Written exercise: The records below are to be copied word for word, with every picture left out.

Material for this exercise:
____________

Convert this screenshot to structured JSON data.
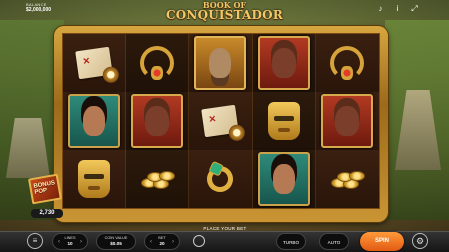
{
  "balance": {
    "label": "BALANCE",
    "value": "$2,000,000"
  },
  "title": {
    "line1": "BOOK OF",
    "line2": "CONQUISTADOR"
  },
  "top_icons": [
    "sound-icon",
    "info-icon",
    "fullscreen-icon"
  ],
  "reels": [
    [
      "map-compass",
      "woman-green",
      "warrior-gold-mask"
    ],
    [
      "necklace",
      "warrior-red",
      "coins"
    ],
    [
      "conquistador-red",
      "map-compass",
      "emerald-ring"
    ],
    [
      "warrior-red",
      "gold-mask",
      "woman-green"
    ],
    [
      "necklace",
      "warrior-red",
      "coins"
    ]
  ],
  "bonus": {
    "label_1": "BONUS",
    "label_2": "POP",
    "count": "2,730"
  },
  "status_text": "PLACE YOUR BET",
  "controls": {
    "lines": {
      "label": "LINES",
      "value": "10"
    },
    "coin_value": {
      "label": "COIN VALUE",
      "value": "$0.05"
    },
    "bet": {
      "label": "BET",
      "value": "20"
    },
    "turbo": "TURBO",
    "auto": "AUTO",
    "spin": "SPIN"
  },
  "colors": {
    "spin": "#f07a22",
    "frame_gold": "#d7a640",
    "bar": "#1e1e1e"
  }
}
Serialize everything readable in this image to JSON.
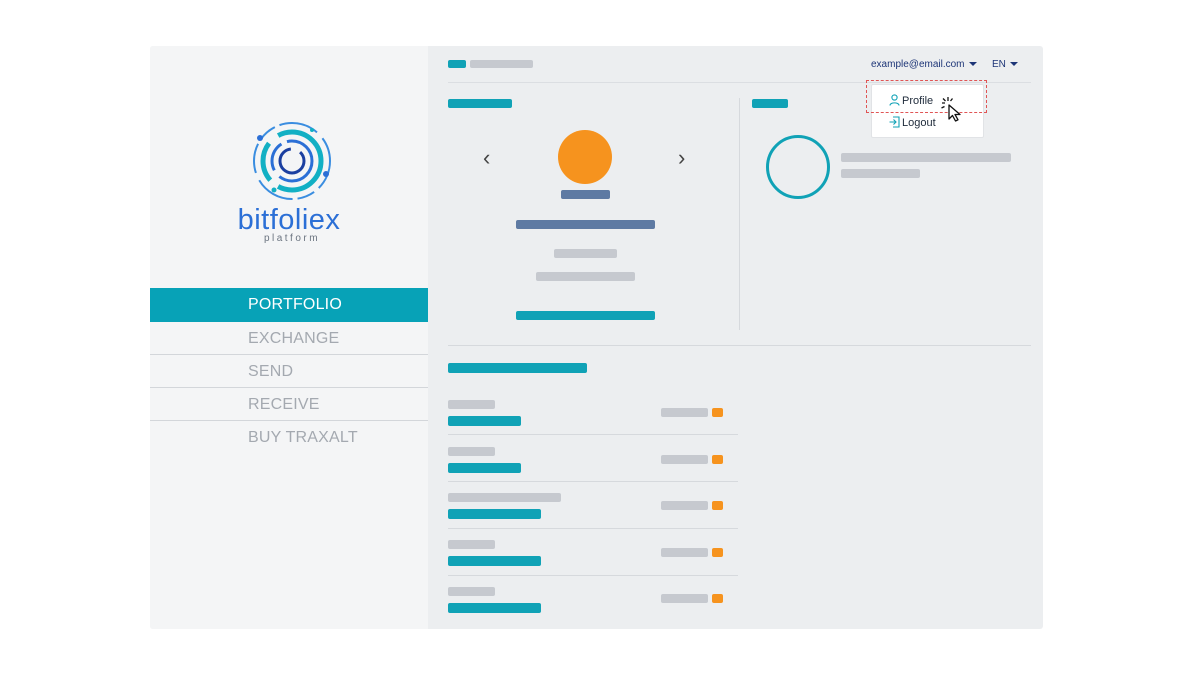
{
  "sidebar": {
    "brand": "bitfoliex",
    "brand_sub": "platform",
    "nav": [
      {
        "label": "PORTFOLIO",
        "active": true
      },
      {
        "label": "EXCHANGE",
        "active": false
      },
      {
        "label": "SEND",
        "active": false
      },
      {
        "label": "RECEIVE",
        "active": false
      },
      {
        "label": "BUY TRAXALT",
        "active": false
      }
    ]
  },
  "header": {
    "email": "example@email.com",
    "language": "EN"
  },
  "user_menu": {
    "items": [
      {
        "label": "Profile",
        "icon": "user-icon"
      },
      {
        "label": "Logout",
        "icon": "logout-icon"
      }
    ]
  },
  "carousel": {
    "prev_icon": "chevron-left-icon",
    "next_icon": "chevron-right-icon",
    "prev_glyph": "‹",
    "next_glyph": "›"
  },
  "colors": {
    "accent": "#10a2b6",
    "brand": "#2b6fd6",
    "orange": "#f6931e",
    "navy_text": "#1d3577",
    "placeholder": "#c6c9cf"
  },
  "cursor_icon": "pointer-click-icon"
}
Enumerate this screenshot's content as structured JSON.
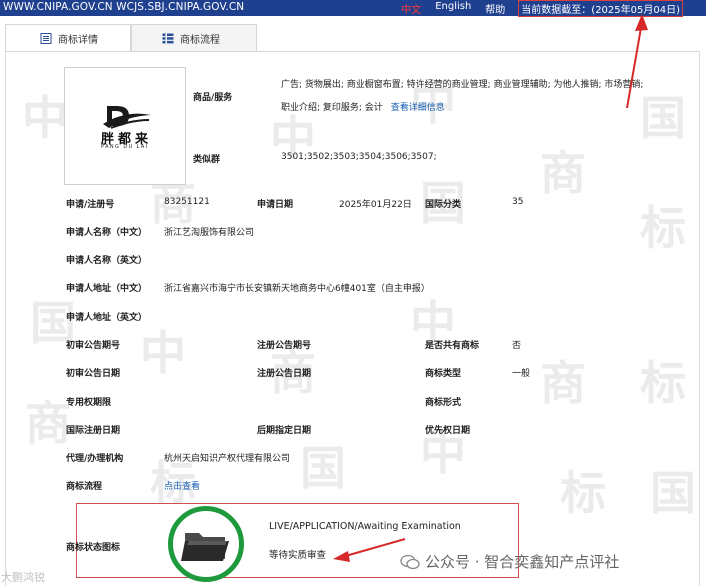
{
  "header": {
    "site": "WWW.CNIPA.GOV.CN WCJS.SBJ.CNIPA.GOV.CN",
    "lang_cn": "中文",
    "lang_en": "English",
    "help": "帮助",
    "date": "当前数据截至：(2025年05月04日)"
  },
  "tabs": {
    "detail": "商标详情",
    "flow": "商标流程"
  },
  "logo": {
    "text_cn": "胖都来",
    "text_en": "PANG DU LAI"
  },
  "goods": {
    "label": "商品/服务",
    "text": "广告; 货物展出; 商业橱窗布置; 特许经营的商业管理; 商业管理辅助; 为他人推销; 市场营销; 职业介绍; 复印服务; 会计",
    "link": "查看详细信息"
  },
  "similar": {
    "label": "类似群",
    "value": "3501;3502;3503;3504;3506;3507;"
  },
  "fields": {
    "reg_no_label": "申请/注册号",
    "reg_no": "83251121",
    "app_date_label": "申请日期",
    "app_date": "2025年01月22日",
    "intl_class_label": "国际分类",
    "intl_class": "35",
    "applicant_cn_label": "申请人名称（中文）",
    "applicant_cn": "浙江艺淘服饰有限公司",
    "applicant_en_label": "申请人名称（英文）",
    "address_cn_label": "申请人地址（中文）",
    "address_cn": "浙江省嘉兴市海宁市长安镇新天地商务中心6幢401室（自主申报）",
    "address_en_label": "申请人地址（英文）",
    "prelim_no_label": "初审公告期号",
    "reg_notice_no_label": "注册公告期号",
    "shared_label": "是否共有商标",
    "shared": "否",
    "prelim_date_label": "初审公告日期",
    "reg_notice_date_label": "注册公告日期",
    "type_label": "商标类型",
    "type": "一般",
    "right_period_label": "专用权期限",
    "form_label": "商标形式",
    "intl_reg_date_label": "国际注册日期",
    "later_date_label": "后期指定日期",
    "priority_date_label": "优先权日期",
    "agent_label": "代理/办理机构",
    "agent": "杭州天启知识产权代理有限公司",
    "flow_label": "商标流程",
    "flow_link": "点击查看",
    "status_label": "商标状态图标"
  },
  "status": {
    "en": "LIVE/APPLICATION/Awaiting Examination",
    "cn": "等待实质审查"
  },
  "watermark": {
    "wechat": "公众号 · 智合奕鑫知产点评社",
    "bottom_left": "大鹏鸿锐"
  },
  "watermark_chars": [
    "中",
    "国",
    "商",
    "标"
  ],
  "colors": {
    "topbar": "#1f3f8f",
    "link": "#1a5fb4",
    "status_ring": "#1e9a3d",
    "annotation": "#d62828"
  }
}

____________

Full solution:
Convert this screenshot to structured JSON data.
{
  "balance": {
    "label": "BALANCE",
    "value": "$2,000,000"
  },
  "title": {
    "line1": "BOOK OF",
    "line2": "CONQUISTADOR"
  },
  "top_icons": [
    "sound-icon",
    "info-icon",
    "fullscreen-icon"
  ],
  "reels": [
    [
      "map-compass",
      "woman-green",
      "warrior-gold-mask"
    ],
    [
      "necklace",
      "warrior-red",
      "coins"
    ],
    [
      "conquistador-red",
      "map-compass",
      "emerald-ring"
    ],
    [
      "warrior-red",
      "gold-mask",
      "woman-green"
    ],
    [
      "necklace",
      "warrior-red",
      "coins"
    ]
  ],
  "bonus": {
    "label_1": "BONUS",
    "label_2": "POP",
    "count": "2,730"
  },
  "status_text": "PLACE YOUR BET",
  "controls": {
    "lines": {
      "label": "LINES",
      "value": "10"
    },
    "coin_value": {
      "label": "COIN VALUE",
      "value": "$0.05"
    },
    "bet": {
      "label": "BET",
      "value": "20"
    },
    "turbo": "TURBO",
    "auto": "AUTO",
    "spin": "SPIN"
  },
  "colors": {
    "spin": "#f07a22",
    "frame_gold": "#d7a640",
    "bar": "#1e1e1e"
  }
}
Serialize everything readable in this image to JSON.
{
  "sidebar": {
    "brand": "bitfoliex",
    "brand_sub": "platform",
    "nav": [
      {
        "label": "PORTFOLIO",
        "active": true
      },
      {
        "label": "EXCHANGE",
        "active": false
      },
      {
        "label": "SEND",
        "active": false
      },
      {
        "label": "RECEIVE",
        "active": false
      },
      {
        "label": "BUY TRAXALT",
        "active": false
      }
    ]
  },
  "header": {
    "email": "example@email.com",
    "language": "EN"
  },
  "user_menu": {
    "items": [
      {
        "label": "Profile",
        "icon": "user-icon"
      },
      {
        "label": "Logout",
        "icon": "logout-icon"
      }
    ]
  },
  "carousel": {
    "prev_icon": "chevron-left-icon",
    "next_icon": "chevron-right-icon",
    "prev_glyph": "‹",
    "next_glyph": "›"
  },
  "colors": {
    "accent": "#10a2b6",
    "brand": "#2b6fd6",
    "orange": "#f6931e",
    "navy_text": "#1d3577",
    "placeholder": "#c6c9cf"
  },
  "cursor_icon": "pointer-click-icon"
}
Enumerate this screenshot's content as structured JSON.
{
  "header": {
    "site": "WWW.CNIPA.GOV.CN WCJS.SBJ.CNIPA.GOV.CN",
    "lang_cn": "中文",
    "lang_en": "English",
    "help": "帮助",
    "date": "当前数据截至：(2025年05月04日)"
  },
  "tabs": {
    "detail": "商标详情",
    "flow": "商标流程"
  },
  "logo": {
    "text_cn": "胖都来",
    "text_en": "PANG DU LAI"
  },
  "goods": {
    "label": "商品/服务",
    "text": "广告; 货物展出; 商业橱窗布置; 特许经营的商业管理; 商业管理辅助; 为他人推销; 市场营销; 职业介绍; 复印服务; 会计",
    "link": "查看详细信息"
  },
  "similar": {
    "label": "类似群",
    "value": "3501;3502;3503;3504;3506;3507;"
  },
  "fields": {
    "reg_no_label": "申请/注册号",
    "reg_no": "83251121",
    "app_date_label": "申请日期",
    "app_date": "2025年01月22日",
    "intl_class_label": "国际分类",
    "intl_class": "35",
    "applicant_cn_label": "申请人名称（中文）",
    "applicant_cn": "浙江艺淘服饰有限公司",
    "applicant_en_label": "申请人名称（英文）",
    "address_cn_label": "申请人地址（中文）",
    "address_cn": "浙江省嘉兴市海宁市长安镇新天地商务中心6幢401室（自主申报）",
    "address_en_label": "申请人地址（英文）",
    "prelim_no_label": "初审公告期号",
    "reg_notice_no_label": "注册公告期号",
    "shared_label": "是否共有商标",
    "shared": "否",
    "prelim_date_label": "初审公告日期",
    "reg_notice_date_label": "注册公告日期",
    "type_label": "商标类型",
    "type": "一般",
    "right_period_label": "专用权期限",
    "form_label": "商标形式",
    "intl_reg_date_label": "国际注册日期",
    "later_date_label": "后期指定日期",
    "priority_date_label": "优先权日期",
    "agent_label": "代理/办理机构",
    "agent": "杭州天启知识产权代理有限公司",
    "flow_label": "商标流程",
    "flow_link": "点击查看",
    "status_label": "商标状态图标"
  },
  "status": {
    "en": "LIVE/APPLICATION/Awaiting Examination",
    "cn": "等待实质审查"
  },
  "watermark": {
    "wechat": "公众号 · 智合奕鑫知产点评社",
    "bottom_left": "大鹏鸿锐"
  },
  "watermark_chars": [
    "中",
    "国",
    "商",
    "标"
  ],
  "colors": {
    "topbar": "#1f3f8f",
    "link": "#1a5fb4",
    "status_ring": "#1e9a3d",
    "annotation": "#d62828"
  }
}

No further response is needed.